[Saved data entries]
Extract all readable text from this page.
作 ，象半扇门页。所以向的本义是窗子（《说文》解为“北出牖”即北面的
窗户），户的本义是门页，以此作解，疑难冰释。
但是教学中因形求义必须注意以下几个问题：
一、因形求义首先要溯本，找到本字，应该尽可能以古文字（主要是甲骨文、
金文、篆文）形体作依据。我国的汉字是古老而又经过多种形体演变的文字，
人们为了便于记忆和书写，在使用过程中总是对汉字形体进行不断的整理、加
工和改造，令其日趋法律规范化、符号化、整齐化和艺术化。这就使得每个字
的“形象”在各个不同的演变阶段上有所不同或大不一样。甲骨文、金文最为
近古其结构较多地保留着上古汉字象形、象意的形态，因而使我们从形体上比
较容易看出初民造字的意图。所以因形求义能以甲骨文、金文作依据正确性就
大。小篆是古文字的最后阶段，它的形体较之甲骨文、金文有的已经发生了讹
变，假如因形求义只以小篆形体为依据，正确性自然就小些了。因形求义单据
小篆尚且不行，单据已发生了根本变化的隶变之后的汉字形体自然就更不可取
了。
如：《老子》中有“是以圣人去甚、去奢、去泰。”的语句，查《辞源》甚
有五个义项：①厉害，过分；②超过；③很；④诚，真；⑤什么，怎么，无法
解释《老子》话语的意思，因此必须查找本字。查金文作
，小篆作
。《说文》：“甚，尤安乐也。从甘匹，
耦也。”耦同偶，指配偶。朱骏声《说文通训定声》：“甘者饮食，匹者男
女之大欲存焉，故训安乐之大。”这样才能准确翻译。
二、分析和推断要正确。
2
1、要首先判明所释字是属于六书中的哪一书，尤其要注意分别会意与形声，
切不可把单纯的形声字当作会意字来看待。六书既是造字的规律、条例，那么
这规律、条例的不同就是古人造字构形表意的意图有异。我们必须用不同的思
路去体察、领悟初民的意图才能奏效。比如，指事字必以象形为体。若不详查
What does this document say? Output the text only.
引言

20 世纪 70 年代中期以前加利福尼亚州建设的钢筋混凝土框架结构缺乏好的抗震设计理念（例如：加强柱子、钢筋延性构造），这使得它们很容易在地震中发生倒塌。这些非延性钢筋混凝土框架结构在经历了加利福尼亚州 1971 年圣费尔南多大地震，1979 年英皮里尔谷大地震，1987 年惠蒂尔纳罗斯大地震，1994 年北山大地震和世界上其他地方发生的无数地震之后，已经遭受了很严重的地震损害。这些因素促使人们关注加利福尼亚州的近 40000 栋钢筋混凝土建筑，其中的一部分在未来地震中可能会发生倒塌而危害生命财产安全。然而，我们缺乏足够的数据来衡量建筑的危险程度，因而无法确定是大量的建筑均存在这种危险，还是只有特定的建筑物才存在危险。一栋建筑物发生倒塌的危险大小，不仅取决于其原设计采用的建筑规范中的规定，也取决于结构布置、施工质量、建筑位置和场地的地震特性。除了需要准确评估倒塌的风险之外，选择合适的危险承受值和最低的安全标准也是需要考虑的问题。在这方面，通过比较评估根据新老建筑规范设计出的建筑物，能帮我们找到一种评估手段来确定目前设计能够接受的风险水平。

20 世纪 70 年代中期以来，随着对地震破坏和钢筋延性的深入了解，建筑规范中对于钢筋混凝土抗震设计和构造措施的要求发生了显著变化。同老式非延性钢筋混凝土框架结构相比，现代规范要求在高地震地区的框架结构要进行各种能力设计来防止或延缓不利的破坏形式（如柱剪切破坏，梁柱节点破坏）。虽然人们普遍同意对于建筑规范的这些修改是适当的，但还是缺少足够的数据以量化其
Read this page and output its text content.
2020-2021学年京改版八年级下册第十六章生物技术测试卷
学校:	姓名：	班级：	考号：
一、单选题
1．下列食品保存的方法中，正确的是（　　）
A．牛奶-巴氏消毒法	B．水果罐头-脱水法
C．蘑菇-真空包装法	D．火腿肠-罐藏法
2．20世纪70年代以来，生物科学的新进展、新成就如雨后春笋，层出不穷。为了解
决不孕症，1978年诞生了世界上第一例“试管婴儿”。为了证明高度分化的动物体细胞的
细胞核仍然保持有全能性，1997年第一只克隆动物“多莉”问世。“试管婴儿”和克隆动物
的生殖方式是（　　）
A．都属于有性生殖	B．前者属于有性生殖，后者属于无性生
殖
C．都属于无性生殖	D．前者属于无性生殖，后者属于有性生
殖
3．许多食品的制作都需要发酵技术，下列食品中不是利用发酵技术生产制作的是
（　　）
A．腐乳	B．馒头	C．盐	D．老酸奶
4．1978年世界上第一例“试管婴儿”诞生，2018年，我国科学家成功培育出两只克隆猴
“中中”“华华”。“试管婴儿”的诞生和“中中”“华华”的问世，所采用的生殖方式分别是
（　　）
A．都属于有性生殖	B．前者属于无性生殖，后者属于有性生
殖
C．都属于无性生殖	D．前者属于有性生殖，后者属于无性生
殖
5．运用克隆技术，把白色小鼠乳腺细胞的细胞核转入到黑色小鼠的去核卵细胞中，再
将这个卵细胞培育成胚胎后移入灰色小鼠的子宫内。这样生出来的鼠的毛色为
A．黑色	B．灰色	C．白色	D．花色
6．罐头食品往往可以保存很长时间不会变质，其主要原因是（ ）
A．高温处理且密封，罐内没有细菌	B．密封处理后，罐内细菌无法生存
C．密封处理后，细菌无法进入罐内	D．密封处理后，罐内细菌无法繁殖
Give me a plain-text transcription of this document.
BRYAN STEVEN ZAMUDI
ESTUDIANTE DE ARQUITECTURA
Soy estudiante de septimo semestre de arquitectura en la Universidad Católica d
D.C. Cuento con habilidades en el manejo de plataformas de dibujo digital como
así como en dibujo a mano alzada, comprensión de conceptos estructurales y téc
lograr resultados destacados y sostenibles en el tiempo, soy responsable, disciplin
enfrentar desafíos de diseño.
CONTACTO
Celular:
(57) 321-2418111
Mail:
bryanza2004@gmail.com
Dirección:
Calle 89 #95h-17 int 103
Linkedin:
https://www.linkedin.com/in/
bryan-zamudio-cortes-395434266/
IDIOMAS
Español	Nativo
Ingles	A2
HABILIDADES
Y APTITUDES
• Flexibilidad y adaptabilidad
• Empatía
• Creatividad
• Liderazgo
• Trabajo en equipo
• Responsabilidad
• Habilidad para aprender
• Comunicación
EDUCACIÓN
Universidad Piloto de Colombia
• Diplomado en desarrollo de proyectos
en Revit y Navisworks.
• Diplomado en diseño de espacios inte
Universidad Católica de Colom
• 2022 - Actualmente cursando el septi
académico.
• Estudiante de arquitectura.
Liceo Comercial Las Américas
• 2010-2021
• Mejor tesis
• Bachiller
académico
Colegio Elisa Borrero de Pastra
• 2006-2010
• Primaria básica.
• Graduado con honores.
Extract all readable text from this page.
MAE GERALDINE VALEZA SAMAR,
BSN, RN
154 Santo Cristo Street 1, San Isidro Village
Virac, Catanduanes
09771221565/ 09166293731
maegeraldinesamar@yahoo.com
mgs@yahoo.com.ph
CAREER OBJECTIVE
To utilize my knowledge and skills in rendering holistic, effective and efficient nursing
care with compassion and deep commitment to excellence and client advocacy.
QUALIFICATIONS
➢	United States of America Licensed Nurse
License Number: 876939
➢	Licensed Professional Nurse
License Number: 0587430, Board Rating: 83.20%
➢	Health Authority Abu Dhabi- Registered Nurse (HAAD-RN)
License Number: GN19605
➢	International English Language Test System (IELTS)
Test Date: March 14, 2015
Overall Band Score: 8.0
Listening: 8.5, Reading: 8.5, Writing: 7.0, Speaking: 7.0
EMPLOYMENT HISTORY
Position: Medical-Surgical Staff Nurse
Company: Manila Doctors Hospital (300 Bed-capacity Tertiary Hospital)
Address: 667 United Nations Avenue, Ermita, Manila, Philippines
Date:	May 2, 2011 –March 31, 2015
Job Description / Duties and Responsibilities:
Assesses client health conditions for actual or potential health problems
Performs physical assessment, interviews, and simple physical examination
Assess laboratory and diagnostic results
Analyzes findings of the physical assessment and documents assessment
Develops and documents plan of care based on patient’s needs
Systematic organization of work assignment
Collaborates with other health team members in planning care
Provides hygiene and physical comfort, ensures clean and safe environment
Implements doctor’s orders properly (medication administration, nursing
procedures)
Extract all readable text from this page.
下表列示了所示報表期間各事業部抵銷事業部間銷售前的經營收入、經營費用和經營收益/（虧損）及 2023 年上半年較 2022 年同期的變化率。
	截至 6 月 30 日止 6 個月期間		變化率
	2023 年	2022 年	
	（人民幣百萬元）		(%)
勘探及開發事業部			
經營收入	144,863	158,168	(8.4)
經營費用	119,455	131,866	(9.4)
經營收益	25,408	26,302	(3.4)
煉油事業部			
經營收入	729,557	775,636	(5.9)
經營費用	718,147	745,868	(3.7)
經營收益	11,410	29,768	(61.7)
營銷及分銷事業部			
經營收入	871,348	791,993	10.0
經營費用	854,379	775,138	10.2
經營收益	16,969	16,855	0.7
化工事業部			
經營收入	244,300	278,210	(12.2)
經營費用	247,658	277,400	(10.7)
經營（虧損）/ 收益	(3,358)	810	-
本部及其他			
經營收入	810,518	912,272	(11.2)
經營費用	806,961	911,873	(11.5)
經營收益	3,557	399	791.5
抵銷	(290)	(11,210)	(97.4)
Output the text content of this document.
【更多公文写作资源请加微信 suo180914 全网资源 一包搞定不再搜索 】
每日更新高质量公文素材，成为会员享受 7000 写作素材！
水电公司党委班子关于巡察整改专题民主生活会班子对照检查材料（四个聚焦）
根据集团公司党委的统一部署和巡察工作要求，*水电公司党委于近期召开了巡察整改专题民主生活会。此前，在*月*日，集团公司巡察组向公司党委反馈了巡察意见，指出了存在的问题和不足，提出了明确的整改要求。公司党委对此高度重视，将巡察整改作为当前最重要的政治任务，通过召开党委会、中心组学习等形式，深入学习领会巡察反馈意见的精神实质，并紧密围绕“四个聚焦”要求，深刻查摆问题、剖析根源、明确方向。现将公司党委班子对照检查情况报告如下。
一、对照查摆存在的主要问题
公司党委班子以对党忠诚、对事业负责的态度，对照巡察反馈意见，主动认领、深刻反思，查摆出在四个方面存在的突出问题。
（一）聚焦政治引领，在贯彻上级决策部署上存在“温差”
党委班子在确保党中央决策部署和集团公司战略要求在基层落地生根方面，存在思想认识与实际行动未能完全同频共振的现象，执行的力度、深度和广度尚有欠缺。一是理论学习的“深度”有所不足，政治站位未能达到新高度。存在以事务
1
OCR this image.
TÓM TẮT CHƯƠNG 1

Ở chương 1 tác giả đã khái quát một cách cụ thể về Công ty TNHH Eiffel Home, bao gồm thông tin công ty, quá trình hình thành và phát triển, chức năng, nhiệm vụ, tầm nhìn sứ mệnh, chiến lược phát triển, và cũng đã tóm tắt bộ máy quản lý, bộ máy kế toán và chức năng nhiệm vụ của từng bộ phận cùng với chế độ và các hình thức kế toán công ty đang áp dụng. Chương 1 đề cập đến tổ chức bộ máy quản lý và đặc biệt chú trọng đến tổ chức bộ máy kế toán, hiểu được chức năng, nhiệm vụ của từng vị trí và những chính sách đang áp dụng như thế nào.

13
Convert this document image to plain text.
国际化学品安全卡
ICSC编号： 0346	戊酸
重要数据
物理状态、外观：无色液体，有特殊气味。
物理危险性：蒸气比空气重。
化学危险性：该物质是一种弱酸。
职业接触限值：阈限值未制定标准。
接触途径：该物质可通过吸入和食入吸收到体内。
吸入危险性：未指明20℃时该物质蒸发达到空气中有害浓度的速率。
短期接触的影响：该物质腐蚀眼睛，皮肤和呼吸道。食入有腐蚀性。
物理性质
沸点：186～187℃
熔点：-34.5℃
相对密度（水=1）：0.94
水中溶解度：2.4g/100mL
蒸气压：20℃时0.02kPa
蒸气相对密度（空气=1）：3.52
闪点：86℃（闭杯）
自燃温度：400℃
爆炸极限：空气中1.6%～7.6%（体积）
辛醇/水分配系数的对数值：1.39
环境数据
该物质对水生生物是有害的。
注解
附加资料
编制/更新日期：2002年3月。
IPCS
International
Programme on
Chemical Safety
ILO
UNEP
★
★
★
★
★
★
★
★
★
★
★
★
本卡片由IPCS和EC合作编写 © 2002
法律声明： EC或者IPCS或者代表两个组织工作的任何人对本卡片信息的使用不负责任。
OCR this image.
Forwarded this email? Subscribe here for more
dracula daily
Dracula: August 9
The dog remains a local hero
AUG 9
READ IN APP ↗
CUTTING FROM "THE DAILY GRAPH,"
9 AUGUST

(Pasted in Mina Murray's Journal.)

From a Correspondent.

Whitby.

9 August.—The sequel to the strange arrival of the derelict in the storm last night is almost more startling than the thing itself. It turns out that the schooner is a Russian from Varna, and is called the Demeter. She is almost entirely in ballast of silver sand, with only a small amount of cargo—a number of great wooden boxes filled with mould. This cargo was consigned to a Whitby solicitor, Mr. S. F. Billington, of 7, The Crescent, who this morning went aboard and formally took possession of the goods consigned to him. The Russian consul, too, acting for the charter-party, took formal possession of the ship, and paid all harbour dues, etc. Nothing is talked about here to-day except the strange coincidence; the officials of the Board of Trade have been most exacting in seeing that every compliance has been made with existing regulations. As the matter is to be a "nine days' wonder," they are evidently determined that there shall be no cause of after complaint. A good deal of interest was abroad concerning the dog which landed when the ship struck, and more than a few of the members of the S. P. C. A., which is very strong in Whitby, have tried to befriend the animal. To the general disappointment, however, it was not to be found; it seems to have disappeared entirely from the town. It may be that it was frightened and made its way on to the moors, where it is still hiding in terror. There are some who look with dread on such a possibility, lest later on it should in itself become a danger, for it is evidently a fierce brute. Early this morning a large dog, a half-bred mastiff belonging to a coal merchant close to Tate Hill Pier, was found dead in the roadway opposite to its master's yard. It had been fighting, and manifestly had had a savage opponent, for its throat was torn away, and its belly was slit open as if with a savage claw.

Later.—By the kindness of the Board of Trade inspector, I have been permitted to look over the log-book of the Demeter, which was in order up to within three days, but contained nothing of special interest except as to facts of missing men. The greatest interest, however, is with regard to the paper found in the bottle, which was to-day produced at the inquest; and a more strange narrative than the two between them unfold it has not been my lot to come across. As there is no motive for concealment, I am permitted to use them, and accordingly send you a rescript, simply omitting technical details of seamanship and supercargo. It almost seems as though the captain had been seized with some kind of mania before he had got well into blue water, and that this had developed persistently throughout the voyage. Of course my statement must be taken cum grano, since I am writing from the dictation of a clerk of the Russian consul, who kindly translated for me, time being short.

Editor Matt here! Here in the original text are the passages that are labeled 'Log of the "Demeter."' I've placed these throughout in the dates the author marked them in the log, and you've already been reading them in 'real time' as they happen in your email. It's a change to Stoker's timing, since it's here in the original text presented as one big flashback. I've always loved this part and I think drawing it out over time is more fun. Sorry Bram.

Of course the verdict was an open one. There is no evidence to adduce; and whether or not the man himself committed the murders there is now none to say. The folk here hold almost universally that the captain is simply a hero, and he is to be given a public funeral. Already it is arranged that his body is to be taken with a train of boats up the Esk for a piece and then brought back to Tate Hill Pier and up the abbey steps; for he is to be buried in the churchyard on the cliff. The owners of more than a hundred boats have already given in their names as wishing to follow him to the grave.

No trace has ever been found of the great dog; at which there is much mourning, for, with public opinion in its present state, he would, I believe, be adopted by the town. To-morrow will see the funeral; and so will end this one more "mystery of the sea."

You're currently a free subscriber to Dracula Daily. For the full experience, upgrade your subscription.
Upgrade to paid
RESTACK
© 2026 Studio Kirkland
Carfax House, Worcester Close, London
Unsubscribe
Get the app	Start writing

# [What the task asks]
Report how many lines in the records above contain the word "nursing", giving only the number.

# [Solution]
2